WORK INSTRUCTIONS: Find each line holding "critique" and copy it out.

Stored entries:
******************************

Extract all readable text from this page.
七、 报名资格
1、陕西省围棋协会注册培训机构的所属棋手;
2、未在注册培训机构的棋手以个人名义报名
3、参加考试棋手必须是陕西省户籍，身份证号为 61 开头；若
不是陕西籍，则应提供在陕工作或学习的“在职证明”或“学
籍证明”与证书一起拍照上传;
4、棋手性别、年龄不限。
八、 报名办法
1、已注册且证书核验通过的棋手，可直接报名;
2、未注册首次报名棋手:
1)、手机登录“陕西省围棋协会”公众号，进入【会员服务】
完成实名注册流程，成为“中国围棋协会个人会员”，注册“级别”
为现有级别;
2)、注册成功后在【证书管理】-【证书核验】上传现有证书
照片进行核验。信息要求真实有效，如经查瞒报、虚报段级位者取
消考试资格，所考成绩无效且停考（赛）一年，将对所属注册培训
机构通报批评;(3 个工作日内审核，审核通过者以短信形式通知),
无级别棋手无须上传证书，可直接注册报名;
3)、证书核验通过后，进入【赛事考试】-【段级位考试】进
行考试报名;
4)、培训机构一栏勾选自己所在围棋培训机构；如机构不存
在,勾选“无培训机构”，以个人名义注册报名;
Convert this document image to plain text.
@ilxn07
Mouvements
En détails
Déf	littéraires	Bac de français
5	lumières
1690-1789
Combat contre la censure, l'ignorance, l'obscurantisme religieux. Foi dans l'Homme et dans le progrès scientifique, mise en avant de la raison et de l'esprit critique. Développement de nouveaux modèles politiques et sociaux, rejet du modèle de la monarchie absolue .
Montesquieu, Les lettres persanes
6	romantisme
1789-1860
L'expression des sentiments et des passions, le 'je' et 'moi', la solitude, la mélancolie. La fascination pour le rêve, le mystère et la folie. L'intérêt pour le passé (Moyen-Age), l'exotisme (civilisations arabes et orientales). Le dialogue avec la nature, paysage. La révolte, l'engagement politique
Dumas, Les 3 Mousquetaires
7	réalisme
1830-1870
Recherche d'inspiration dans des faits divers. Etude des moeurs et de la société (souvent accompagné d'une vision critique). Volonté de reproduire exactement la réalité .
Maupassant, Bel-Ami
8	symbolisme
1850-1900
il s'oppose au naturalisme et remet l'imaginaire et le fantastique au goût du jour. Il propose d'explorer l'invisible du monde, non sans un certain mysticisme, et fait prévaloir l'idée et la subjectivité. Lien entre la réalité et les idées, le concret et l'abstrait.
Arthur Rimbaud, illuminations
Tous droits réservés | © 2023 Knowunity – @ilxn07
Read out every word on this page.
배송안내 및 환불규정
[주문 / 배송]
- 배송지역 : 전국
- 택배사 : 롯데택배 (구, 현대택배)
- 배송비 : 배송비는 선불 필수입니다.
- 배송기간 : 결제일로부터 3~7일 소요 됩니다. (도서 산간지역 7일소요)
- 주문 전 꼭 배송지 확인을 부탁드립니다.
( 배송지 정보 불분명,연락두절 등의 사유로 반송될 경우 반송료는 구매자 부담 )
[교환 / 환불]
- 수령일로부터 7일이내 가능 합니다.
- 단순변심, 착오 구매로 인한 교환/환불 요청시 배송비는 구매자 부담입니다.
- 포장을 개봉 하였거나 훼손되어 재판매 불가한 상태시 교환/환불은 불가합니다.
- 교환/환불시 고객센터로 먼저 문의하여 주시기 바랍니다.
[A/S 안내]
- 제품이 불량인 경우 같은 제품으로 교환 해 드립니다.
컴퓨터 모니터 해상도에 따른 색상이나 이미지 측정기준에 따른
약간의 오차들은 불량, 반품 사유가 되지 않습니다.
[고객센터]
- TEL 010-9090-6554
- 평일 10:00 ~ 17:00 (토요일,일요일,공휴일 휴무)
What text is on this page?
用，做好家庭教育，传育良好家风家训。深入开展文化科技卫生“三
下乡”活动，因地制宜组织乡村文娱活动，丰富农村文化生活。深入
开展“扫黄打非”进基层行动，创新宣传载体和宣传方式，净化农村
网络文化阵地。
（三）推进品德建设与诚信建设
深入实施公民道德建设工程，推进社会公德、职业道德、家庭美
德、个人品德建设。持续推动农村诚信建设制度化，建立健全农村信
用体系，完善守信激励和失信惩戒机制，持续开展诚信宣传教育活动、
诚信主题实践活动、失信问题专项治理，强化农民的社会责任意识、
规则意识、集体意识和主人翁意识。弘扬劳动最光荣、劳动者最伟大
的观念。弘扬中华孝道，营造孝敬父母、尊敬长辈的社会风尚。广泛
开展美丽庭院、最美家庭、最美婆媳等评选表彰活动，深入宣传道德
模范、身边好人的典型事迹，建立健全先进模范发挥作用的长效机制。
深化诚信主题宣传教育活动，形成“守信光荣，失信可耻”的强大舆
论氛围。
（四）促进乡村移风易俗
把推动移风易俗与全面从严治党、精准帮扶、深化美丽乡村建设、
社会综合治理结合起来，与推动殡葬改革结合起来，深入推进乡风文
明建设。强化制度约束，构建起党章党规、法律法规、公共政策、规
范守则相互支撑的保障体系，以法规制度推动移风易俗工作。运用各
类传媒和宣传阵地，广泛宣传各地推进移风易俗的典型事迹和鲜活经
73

******************************

RESPONSE TO THIS TASK:
Combat contre la censure, l'ignorance, l'obscurantisme religieux. Foi dans l'Homme et dans le progrès scientifique, mise en avant de la raison et de l'esprit critique. Développement de nouveaux modèles politiques et sociaux, rejet du modèle de la monarchie absolue .
Recherche d'inspiration dans des faits divers. Etude des moeurs et de la société (souvent accompagné d'une vision critique). Volonté de reproduire exactement la réalité .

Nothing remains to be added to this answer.